Extracted records:
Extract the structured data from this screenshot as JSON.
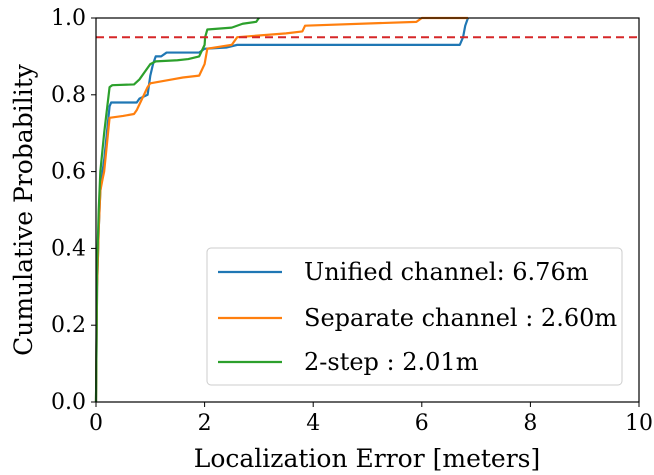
{
  "chart_data": {
    "type": "line",
    "title": "",
    "xlabel": "Localization Error [meters]",
    "ylabel": "Cumulative Probability",
    "xlim": [
      0,
      10
    ],
    "ylim": [
      0,
      1.0
    ],
    "x_ticks": [
      0,
      2,
      4,
      6,
      8,
      10
    ],
    "x_tick_labels": [
      "0",
      "2",
      "4",
      "6",
      "8",
      "10"
    ],
    "y_ticks": [
      0,
      0.2,
      0.4,
      0.6,
      0.8,
      1.0
    ],
    "y_tick_labels": [
      "0.0",
      "0.2",
      "0.4",
      "0.6",
      "0.8",
      "1.0"
    ],
    "grid": false,
    "legend_position": "lower-right",
    "reference_line": {
      "y": 0.95,
      "color": "#d62728",
      "style": "dashed"
    },
    "series": [
      {
        "name": "Unified channel: 6.76m",
        "color": "#1f77b4",
        "points": [
          [
            0,
            0
          ],
          [
            0.02,
            0.3
          ],
          [
            0.05,
            0.45
          ],
          [
            0.08,
            0.55
          ],
          [
            0.12,
            0.6
          ],
          [
            0.15,
            0.63
          ],
          [
            0.2,
            0.7
          ],
          [
            0.25,
            0.77
          ],
          [
            0.28,
            0.78
          ],
          [
            0.75,
            0.78
          ],
          [
            0.8,
            0.79
          ],
          [
            0.95,
            0.8
          ],
          [
            1.0,
            0.85
          ],
          [
            1.05,
            0.88
          ],
          [
            1.1,
            0.9
          ],
          [
            1.2,
            0.9
          ],
          [
            1.3,
            0.91
          ],
          [
            1.9,
            0.91
          ],
          [
            2.0,
            0.92
          ],
          [
            2.4,
            0.923
          ],
          [
            2.6,
            0.93
          ],
          [
            6.7,
            0.93
          ],
          [
            6.76,
            0.95
          ],
          [
            6.8,
            0.98
          ],
          [
            6.85,
            1.0
          ]
        ]
      },
      {
        "name": "Separate channel : 2.60m",
        "color": "#ff7f0e",
        "points": [
          [
            0,
            0
          ],
          [
            0.02,
            0.3
          ],
          [
            0.05,
            0.45
          ],
          [
            0.08,
            0.55
          ],
          [
            0.12,
            0.58
          ],
          [
            0.15,
            0.6
          ],
          [
            0.2,
            0.67
          ],
          [
            0.25,
            0.74
          ],
          [
            0.5,
            0.745
          ],
          [
            0.7,
            0.75
          ],
          [
            0.75,
            0.76
          ],
          [
            0.85,
            0.79
          ],
          [
            0.95,
            0.82
          ],
          [
            1.0,
            0.83
          ],
          [
            1.4,
            0.84
          ],
          [
            1.6,
            0.845
          ],
          [
            1.9,
            0.85
          ],
          [
            2.0,
            0.88
          ],
          [
            2.05,
            0.92
          ],
          [
            2.5,
            0.93
          ],
          [
            2.6,
            0.95
          ],
          [
            3.5,
            0.96
          ],
          [
            3.8,
            0.965
          ],
          [
            3.85,
            0.98
          ],
          [
            5.9,
            0.99
          ],
          [
            6.0,
            1.0
          ],
          [
            6.85,
            1.0
          ]
        ]
      },
      {
        "name": "2-step : 2.01m",
        "color": "#2ca02c",
        "points": [
          [
            0,
            0
          ],
          [
            0.02,
            0.35
          ],
          [
            0.05,
            0.5
          ],
          [
            0.08,
            0.6
          ],
          [
            0.15,
            0.7
          ],
          [
            0.25,
            0.82
          ],
          [
            0.3,
            0.825
          ],
          [
            0.7,
            0.827
          ],
          [
            0.8,
            0.84
          ],
          [
            0.9,
            0.86
          ],
          [
            1.0,
            0.88
          ],
          [
            1.1,
            0.887
          ],
          [
            1.5,
            0.89
          ],
          [
            1.7,
            0.893
          ],
          [
            1.9,
            0.9
          ],
          [
            2.0,
            0.93
          ],
          [
            2.01,
            0.95
          ],
          [
            2.05,
            0.97
          ],
          [
            2.5,
            0.975
          ],
          [
            2.7,
            0.985
          ],
          [
            2.95,
            0.99
          ],
          [
            3.0,
            1.0
          ]
        ]
      }
    ]
  }
}
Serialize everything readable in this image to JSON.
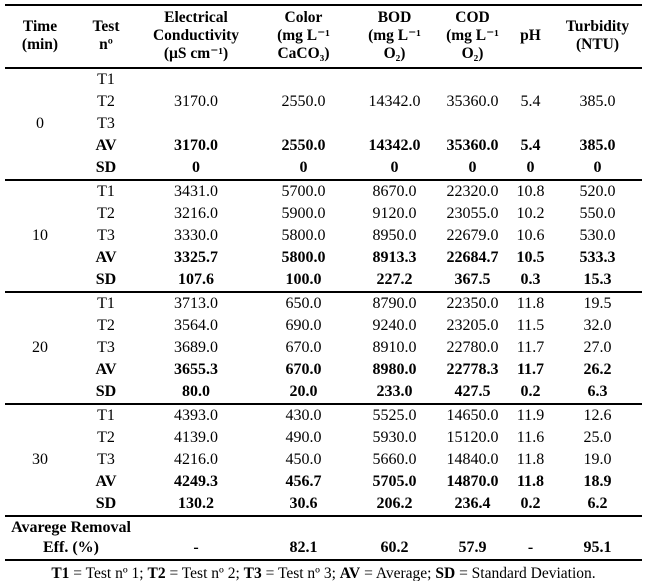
{
  "table": {
    "columns": [
      {
        "key": "time",
        "label": "Time\n(min)"
      },
      {
        "key": "test",
        "label": "Test\nnº"
      },
      {
        "key": "electrical-conductivity",
        "label": "Electrical\nConductivity\n(µS cm⁻¹)"
      },
      {
        "key": "color",
        "label": "Color\n(mg L⁻¹\nCaCO₃)"
      },
      {
        "key": "bod",
        "label": "BOD\n(mg L⁻¹\nO₂)"
      },
      {
        "key": "cod",
        "label": "COD\n(mg L⁻¹\nO₂)"
      },
      {
        "key": "ph",
        "label": "pH"
      },
      {
        "key": "turbidity",
        "label": "Turbidity\n(NTU)"
      }
    ],
    "blocks": [
      {
        "time": "0",
        "rows": [
          {
            "test": "T1",
            "bold": false,
            "values": [
              "",
              "",
              "",
              "",
              "",
              ""
            ]
          },
          {
            "test": "T2",
            "bold": false,
            "values": [
              "3170.0",
              "2550.0",
              "14342.0",
              "35360.0",
              "5.4",
              "385.0"
            ]
          },
          {
            "test": "T3",
            "bold": false,
            "values": [
              "",
              "",
              "",
              "",
              "",
              ""
            ]
          },
          {
            "test": "AV",
            "bold": true,
            "values": [
              "3170.0",
              "2550.0",
              "14342.0",
              "35360.0",
              "5.4",
              "385.0"
            ]
          },
          {
            "test": "SD",
            "bold": true,
            "values": [
              "0",
              "0",
              "0",
              "0",
              "0",
              "0"
            ]
          }
        ]
      },
      {
        "time": "10",
        "rows": [
          {
            "test": "T1",
            "bold": false,
            "values": [
              "3431.0",
              "5700.0",
              "8670.0",
              "22320.0",
              "10.8",
              "520.0"
            ]
          },
          {
            "test": "T2",
            "bold": false,
            "values": [
              "3216.0",
              "5900.0",
              "9120.0",
              "23055.0",
              "10.2",
              "550.0"
            ]
          },
          {
            "test": "T3",
            "bold": false,
            "values": [
              "3330.0",
              "5800.0",
              "8950.0",
              "22679.0",
              "10.6",
              "530.0"
            ]
          },
          {
            "test": "AV",
            "bold": true,
            "values": [
              "3325.7",
              "5800.0",
              "8913.3",
              "22684.7",
              "10.5",
              "533.3"
            ]
          },
          {
            "test": "SD",
            "bold": true,
            "values": [
              "107.6",
              "100.0",
              "227.2",
              "367.5",
              "0.3",
              "15.3"
            ]
          }
        ]
      },
      {
        "time": "20",
        "rows": [
          {
            "test": "T1",
            "bold": false,
            "values": [
              "3713.0",
              "650.0",
              "8790.0",
              "22350.0",
              "11.8",
              "19.5"
            ]
          },
          {
            "test": "T2",
            "bold": false,
            "values": [
              "3564.0",
              "690.0",
              "9240.0",
              "23205.0",
              "11.5",
              "32.0"
            ]
          },
          {
            "test": "T3",
            "bold": false,
            "values": [
              "3689.0",
              "670.0",
              "8910.0",
              "22780.0",
              "11.7",
              "27.0"
            ]
          },
          {
            "test": "AV",
            "bold": true,
            "values": [
              "3655.3",
              "670.0",
              "8980.0",
              "22778.3",
              "11.7",
              "26.2"
            ]
          },
          {
            "test": "SD",
            "bold": true,
            "values": [
              "80.0",
              "20.0",
              "233.0",
              "427.5",
              "0.2",
              "6.3"
            ]
          }
        ]
      },
      {
        "time": "30",
        "rows": [
          {
            "test": "T1",
            "bold": false,
            "values": [
              "4393.0",
              "430.0",
              "5525.0",
              "14650.0",
              "11.9",
              "12.6"
            ]
          },
          {
            "test": "T2",
            "bold": false,
            "values": [
              "4139.0",
              "490.0",
              "5930.0",
              "15120.0",
              "11.6",
              "25.0"
            ]
          },
          {
            "test": "T3",
            "bold": false,
            "values": [
              "4216.0",
              "450.0",
              "5660.0",
              "14840.0",
              "11.8",
              "19.0"
            ]
          },
          {
            "test": "AV",
            "bold": true,
            "values": [
              "4249.3",
              "456.7",
              "5705.0",
              "14870.0",
              "11.8",
              "18.9"
            ]
          },
          {
            "test": "SD",
            "bold": true,
            "values": [
              "130.2",
              "30.6",
              "206.2",
              "236.4",
              "0.2",
              "6.2"
            ]
          }
        ]
      }
    ],
    "summary_row": {
      "label": "Avarege Removal\nEff. (%)",
      "values": [
        "-",
        "82.1",
        "60.2",
        "57.9",
        "-",
        "95.1"
      ]
    },
    "footnote_parts": [
      {
        "text": "T1",
        "bold": true
      },
      {
        "text": " = Test nº 1; ",
        "bold": false
      },
      {
        "text": "T2",
        "bold": true
      },
      {
        "text": " = Test nº 2; ",
        "bold": false
      },
      {
        "text": "T3",
        "bold": true
      },
      {
        "text": " = Test nº 3; ",
        "bold": false
      },
      {
        "text": "AV",
        "bold": true
      },
      {
        "text": " = Average; ",
        "bold": false
      },
      {
        "text": "SD",
        "bold": true
      },
      {
        "text": " = Standard Deviation.",
        "bold": false
      }
    ]
  }
}
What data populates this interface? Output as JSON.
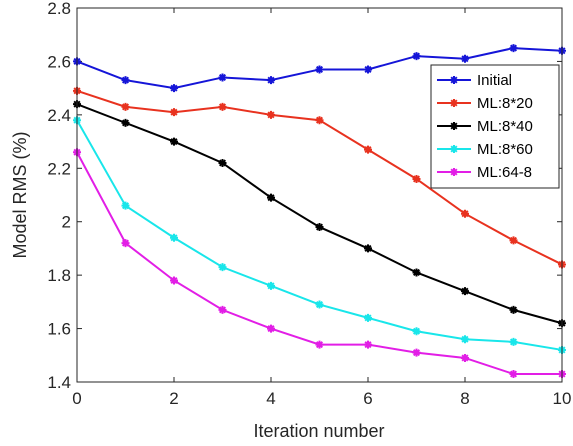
{
  "chart_data": {
    "type": "line",
    "xlabel": "Iteration number",
    "ylabel": "Model RMS (%)",
    "xlim": [
      0,
      10
    ],
    "ylim": [
      1.4,
      2.8
    ],
    "xticks": [
      0,
      2,
      4,
      6,
      8,
      10
    ],
    "yticks": [
      1.4,
      1.6,
      1.8,
      2,
      2.2,
      2.4,
      2.6,
      2.8
    ],
    "x": [
      0,
      1,
      2,
      3,
      4,
      5,
      6,
      7,
      8,
      9,
      10
    ],
    "legend_position": "top-right",
    "grid": false,
    "series": [
      {
        "name": "Initial",
        "color": "#1515d8",
        "values": [
          2.6,
          2.53,
          2.5,
          2.54,
          2.53,
          2.57,
          2.57,
          2.62,
          2.61,
          2.65,
          2.64
        ]
      },
      {
        "name": "ML:8*20",
        "color": "#e8321f",
        "values": [
          2.49,
          2.43,
          2.41,
          2.43,
          2.4,
          2.38,
          2.27,
          2.16,
          2.03,
          1.93,
          1.84
        ]
      },
      {
        "name": "ML:8*40",
        "color": "#000000",
        "values": [
          2.44,
          2.37,
          2.3,
          2.22,
          2.09,
          1.98,
          1.9,
          1.81,
          1.74,
          1.67,
          1.62
        ]
      },
      {
        "name": "ML:8*60",
        "color": "#19e6ea",
        "values": [
          2.38,
          2.06,
          1.94,
          1.83,
          1.76,
          1.69,
          1.64,
          1.59,
          1.56,
          1.55,
          1.52
        ]
      },
      {
        "name": "ML:64-8",
        "color": "#e21ee6",
        "values": [
          2.26,
          1.92,
          1.78,
          1.67,
          1.6,
          1.54,
          1.54,
          1.51,
          1.49,
          1.43,
          1.43
        ]
      }
    ]
  }
}
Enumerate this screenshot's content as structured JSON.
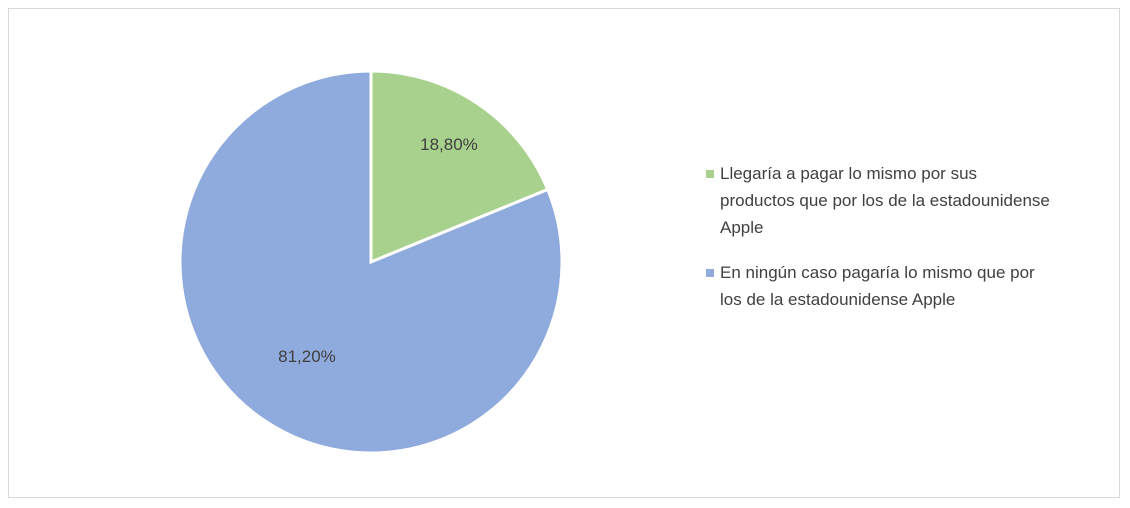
{
  "chart_data": {
    "type": "pie",
    "categories": [
      "Llegaría a pagar lo mismo por sus productos que por los de la estadounidense Apple",
      "En ningún caso pagaría lo mismo que por los de la estadounidense Apple"
    ],
    "values": [
      18.8,
      81.2
    ],
    "value_labels": [
      "18,80%",
      "81,20%"
    ],
    "colors": [
      "#a9d18e",
      "#8faadc"
    ],
    "legend": "right"
  }
}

Given exercise: Search the data above for the word "structured", then gather each line in which it appears.

Written response:
Extract the structured data from this screenshot as JSON.
Enumerate this screenshot's content as structured JSON.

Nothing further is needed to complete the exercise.